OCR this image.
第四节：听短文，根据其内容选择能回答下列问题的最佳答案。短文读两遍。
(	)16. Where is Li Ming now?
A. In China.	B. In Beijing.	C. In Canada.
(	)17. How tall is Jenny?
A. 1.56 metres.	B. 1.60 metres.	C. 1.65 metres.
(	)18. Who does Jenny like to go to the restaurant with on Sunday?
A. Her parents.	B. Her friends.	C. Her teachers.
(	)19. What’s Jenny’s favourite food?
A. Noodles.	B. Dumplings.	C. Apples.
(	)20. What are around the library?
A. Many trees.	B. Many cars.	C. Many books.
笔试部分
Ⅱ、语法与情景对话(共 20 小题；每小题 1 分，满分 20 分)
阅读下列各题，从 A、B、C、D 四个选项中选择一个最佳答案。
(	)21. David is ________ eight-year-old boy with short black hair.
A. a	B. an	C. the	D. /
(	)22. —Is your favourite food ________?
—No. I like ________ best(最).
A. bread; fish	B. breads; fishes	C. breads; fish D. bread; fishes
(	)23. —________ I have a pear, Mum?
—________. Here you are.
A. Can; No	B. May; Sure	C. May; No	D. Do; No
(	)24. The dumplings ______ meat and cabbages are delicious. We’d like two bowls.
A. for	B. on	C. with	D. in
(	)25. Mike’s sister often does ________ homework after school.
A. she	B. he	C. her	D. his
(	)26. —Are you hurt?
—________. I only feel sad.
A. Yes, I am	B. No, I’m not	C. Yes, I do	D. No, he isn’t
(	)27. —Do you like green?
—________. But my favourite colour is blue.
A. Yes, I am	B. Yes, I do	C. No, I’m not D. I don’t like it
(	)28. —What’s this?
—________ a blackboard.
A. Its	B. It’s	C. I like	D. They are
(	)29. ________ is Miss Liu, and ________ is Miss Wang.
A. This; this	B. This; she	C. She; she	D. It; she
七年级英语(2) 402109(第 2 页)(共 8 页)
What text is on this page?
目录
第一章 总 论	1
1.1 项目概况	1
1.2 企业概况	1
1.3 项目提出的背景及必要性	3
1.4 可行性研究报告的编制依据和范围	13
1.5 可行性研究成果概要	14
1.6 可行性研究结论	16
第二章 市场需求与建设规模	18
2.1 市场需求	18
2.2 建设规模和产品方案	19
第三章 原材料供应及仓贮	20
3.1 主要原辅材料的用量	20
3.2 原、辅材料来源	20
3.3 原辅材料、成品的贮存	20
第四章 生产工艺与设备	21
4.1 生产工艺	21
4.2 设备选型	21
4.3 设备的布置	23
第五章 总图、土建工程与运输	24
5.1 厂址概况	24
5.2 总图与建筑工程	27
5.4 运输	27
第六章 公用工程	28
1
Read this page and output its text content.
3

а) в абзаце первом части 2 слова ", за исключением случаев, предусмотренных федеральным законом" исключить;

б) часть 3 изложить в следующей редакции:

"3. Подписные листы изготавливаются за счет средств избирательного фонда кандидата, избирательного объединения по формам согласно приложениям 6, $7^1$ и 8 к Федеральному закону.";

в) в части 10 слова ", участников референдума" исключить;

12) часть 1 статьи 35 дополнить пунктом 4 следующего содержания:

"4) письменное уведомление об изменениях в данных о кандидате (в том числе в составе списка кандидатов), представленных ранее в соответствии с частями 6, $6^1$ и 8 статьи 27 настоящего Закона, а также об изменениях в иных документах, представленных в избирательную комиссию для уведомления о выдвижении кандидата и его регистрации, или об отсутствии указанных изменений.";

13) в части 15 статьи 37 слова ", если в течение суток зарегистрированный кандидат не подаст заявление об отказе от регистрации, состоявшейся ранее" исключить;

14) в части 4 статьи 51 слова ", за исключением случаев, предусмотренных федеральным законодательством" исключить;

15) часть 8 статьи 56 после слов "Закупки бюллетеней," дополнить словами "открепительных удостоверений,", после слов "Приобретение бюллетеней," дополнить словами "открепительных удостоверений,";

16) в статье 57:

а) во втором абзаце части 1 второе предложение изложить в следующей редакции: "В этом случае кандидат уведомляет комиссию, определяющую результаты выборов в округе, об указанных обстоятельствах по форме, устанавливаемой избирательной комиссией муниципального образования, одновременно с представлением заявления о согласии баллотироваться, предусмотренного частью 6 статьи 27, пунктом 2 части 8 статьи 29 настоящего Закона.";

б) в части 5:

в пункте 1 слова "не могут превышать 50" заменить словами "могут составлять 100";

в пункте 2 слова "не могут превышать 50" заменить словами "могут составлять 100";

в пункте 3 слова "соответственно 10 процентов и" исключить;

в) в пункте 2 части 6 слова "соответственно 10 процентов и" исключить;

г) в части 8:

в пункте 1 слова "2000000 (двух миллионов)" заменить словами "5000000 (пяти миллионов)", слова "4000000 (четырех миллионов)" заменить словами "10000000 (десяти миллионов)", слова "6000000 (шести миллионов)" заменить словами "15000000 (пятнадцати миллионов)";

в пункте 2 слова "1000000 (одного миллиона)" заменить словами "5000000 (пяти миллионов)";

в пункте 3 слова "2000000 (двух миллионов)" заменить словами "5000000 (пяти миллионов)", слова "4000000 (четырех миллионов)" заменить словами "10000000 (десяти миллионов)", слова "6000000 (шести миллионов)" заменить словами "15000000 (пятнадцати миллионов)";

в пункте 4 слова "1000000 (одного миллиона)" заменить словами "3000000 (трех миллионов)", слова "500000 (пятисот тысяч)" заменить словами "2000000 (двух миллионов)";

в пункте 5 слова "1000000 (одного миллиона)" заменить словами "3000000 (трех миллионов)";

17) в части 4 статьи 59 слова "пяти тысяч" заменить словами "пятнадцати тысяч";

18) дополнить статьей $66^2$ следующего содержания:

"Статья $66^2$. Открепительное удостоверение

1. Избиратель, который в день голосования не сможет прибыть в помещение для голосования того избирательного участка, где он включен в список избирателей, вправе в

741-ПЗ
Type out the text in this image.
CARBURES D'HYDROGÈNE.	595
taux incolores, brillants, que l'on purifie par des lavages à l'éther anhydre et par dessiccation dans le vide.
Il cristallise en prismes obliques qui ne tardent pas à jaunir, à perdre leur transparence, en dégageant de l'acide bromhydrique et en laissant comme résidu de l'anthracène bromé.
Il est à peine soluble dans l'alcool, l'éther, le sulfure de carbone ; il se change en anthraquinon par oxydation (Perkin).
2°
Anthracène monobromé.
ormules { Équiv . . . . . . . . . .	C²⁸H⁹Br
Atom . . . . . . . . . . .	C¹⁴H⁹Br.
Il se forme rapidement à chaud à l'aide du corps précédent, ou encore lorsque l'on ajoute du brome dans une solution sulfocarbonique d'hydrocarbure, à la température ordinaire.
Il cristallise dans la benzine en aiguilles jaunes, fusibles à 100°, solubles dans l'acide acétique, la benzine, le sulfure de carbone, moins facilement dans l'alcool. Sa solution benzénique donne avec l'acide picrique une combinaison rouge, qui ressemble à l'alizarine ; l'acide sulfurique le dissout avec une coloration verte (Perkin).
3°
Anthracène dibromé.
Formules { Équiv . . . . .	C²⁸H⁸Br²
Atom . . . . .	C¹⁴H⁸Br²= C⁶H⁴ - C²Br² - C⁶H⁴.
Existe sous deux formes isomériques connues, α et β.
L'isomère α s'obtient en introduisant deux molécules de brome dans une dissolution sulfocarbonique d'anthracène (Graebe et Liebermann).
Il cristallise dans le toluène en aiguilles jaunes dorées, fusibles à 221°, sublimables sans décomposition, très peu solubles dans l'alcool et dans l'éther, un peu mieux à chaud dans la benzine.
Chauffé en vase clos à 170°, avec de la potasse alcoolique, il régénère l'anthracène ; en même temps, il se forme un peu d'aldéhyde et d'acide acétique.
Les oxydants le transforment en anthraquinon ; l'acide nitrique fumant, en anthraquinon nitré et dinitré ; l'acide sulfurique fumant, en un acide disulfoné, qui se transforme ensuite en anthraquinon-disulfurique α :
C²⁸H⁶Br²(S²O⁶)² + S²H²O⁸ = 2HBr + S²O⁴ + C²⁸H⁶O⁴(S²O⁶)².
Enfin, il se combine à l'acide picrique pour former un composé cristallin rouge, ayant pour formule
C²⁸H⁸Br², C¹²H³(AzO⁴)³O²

» **WHAT YOU ARE ASKED TO DO**
Determine how many lines in the listing above hold the word "федеральным", answering with the number only.

» **RESULT OF THIS TASK**
2